### Exercise directions
Check each line of the listing below for the string "title", and copy the ones that have it.

* START *

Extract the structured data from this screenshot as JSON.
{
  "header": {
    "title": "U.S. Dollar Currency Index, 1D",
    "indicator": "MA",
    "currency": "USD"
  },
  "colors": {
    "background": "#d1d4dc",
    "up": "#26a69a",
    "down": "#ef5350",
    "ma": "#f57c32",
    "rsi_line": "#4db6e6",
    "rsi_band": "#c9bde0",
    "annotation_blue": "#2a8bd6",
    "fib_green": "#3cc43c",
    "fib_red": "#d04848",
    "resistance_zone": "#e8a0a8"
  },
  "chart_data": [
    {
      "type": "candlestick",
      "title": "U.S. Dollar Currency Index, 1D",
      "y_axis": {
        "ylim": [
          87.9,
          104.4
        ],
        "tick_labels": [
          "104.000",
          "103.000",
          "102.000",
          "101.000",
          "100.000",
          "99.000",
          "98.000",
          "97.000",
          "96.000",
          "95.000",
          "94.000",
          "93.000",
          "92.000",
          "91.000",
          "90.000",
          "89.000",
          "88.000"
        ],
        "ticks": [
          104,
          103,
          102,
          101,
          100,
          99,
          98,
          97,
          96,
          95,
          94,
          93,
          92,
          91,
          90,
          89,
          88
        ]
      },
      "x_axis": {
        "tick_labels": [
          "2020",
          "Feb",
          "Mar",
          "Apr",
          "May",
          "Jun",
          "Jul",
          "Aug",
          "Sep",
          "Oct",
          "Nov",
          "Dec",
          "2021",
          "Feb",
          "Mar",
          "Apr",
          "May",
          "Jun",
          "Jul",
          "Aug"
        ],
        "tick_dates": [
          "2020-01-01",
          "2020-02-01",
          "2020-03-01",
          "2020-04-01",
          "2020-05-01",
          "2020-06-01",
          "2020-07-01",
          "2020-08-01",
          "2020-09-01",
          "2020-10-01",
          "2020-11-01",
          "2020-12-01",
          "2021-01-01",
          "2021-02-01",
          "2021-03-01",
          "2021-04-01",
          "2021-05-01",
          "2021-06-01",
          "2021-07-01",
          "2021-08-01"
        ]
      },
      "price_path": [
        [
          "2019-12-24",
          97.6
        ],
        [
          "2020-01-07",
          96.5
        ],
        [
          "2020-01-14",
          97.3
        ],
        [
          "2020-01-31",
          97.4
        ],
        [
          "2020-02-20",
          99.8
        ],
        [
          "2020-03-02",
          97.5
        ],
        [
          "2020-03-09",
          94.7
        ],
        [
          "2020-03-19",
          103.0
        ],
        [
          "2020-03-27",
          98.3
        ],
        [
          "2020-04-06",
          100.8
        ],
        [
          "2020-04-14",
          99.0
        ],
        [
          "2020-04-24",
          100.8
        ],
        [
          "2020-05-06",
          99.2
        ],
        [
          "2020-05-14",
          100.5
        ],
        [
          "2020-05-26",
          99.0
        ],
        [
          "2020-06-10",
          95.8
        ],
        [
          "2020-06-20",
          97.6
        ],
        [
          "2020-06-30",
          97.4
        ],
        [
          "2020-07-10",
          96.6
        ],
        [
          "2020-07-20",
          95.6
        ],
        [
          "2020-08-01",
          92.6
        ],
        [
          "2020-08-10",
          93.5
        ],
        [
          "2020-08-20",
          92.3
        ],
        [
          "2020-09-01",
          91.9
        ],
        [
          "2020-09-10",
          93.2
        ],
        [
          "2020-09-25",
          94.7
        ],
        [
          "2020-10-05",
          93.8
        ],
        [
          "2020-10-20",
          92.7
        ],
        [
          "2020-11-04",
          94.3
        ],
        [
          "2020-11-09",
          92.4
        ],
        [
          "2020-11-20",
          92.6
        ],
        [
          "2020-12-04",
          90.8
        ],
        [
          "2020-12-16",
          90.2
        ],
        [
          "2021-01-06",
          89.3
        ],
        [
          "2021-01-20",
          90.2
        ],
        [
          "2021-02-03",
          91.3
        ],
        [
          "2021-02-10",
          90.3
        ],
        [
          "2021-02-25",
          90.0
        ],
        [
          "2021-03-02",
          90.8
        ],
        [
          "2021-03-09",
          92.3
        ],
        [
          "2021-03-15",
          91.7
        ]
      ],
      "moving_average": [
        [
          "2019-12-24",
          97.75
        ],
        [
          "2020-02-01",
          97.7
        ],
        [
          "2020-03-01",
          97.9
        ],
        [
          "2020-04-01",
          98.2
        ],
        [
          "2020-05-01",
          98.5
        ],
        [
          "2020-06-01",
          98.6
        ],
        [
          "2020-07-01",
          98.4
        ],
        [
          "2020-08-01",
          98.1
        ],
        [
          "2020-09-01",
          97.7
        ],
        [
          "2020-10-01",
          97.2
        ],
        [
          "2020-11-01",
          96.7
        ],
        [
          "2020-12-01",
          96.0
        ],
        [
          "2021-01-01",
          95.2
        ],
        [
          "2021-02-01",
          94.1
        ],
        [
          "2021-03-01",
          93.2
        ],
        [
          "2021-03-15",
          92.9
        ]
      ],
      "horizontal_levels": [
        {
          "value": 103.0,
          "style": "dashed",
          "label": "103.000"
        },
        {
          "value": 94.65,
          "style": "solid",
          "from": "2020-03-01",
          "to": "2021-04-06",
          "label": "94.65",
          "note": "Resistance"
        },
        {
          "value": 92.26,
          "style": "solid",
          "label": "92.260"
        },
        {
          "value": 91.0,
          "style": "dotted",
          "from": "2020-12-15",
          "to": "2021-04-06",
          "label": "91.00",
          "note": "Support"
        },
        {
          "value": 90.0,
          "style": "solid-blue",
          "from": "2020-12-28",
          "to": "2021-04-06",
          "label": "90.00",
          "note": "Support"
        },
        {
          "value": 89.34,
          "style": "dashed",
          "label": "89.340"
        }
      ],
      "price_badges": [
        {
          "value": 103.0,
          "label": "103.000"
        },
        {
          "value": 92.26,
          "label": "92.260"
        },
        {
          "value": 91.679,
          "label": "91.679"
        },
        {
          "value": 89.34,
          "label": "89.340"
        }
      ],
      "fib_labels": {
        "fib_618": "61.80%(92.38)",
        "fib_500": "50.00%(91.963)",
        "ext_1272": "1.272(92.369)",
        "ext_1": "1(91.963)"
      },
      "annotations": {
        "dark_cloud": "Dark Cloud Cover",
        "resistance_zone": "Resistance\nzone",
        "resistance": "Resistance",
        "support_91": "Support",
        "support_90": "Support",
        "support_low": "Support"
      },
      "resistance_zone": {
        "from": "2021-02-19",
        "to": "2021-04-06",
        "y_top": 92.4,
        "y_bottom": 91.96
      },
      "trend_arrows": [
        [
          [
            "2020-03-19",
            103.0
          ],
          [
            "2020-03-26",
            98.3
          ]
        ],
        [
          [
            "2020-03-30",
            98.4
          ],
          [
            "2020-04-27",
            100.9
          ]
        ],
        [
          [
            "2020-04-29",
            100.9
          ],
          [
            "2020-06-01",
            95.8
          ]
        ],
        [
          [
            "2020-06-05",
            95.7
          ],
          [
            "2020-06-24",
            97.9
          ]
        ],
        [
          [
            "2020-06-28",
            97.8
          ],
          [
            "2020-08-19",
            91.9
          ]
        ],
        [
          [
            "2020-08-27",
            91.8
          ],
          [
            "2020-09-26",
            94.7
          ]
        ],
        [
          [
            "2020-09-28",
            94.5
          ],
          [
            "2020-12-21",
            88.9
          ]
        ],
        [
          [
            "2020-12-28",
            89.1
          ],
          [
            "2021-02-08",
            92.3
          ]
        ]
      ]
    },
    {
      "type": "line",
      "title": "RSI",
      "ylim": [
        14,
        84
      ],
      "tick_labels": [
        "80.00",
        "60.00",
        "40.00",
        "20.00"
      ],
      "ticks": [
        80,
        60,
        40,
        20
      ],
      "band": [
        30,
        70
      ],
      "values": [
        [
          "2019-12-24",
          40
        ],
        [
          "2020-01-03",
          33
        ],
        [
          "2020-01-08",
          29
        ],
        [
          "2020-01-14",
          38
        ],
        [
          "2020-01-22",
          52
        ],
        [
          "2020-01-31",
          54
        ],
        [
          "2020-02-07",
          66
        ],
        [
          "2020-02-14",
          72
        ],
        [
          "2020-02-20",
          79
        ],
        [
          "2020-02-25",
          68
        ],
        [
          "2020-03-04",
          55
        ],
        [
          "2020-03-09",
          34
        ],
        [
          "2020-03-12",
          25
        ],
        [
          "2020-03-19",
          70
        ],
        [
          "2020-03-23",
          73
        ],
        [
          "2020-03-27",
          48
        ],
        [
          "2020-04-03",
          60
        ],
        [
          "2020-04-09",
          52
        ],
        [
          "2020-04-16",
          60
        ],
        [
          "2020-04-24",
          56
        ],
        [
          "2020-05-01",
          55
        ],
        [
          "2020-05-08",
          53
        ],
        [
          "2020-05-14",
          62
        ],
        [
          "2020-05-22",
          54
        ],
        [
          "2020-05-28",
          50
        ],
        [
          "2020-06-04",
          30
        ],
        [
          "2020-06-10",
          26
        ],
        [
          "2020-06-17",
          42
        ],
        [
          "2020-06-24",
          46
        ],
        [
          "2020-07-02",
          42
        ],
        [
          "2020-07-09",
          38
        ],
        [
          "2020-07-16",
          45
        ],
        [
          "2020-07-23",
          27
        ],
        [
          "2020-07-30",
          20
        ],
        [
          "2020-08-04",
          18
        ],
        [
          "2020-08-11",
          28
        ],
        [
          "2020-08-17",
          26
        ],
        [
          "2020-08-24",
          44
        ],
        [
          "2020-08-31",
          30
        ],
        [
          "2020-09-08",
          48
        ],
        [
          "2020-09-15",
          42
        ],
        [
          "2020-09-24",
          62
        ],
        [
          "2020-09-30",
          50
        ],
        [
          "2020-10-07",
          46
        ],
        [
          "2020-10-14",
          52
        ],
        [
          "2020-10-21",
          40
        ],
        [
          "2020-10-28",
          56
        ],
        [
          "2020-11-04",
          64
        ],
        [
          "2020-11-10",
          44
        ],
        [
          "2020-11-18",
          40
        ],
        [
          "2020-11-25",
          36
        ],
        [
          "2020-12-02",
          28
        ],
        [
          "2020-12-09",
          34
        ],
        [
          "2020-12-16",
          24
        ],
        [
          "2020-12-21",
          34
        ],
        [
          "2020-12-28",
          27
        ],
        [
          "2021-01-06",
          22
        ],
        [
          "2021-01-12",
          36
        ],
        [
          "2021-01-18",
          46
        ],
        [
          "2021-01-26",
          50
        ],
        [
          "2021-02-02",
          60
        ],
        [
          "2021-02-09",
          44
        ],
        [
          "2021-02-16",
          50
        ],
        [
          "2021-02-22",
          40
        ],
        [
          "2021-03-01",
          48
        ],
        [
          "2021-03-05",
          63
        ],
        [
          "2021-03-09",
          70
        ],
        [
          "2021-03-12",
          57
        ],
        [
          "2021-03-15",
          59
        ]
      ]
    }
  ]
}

* END *

### Solution to the exercise
    "title": "U.S. Dollar Currency Index, 1D",
      "title": "U.S. Dollar Currency Index, 1D",
      "title": "RSI",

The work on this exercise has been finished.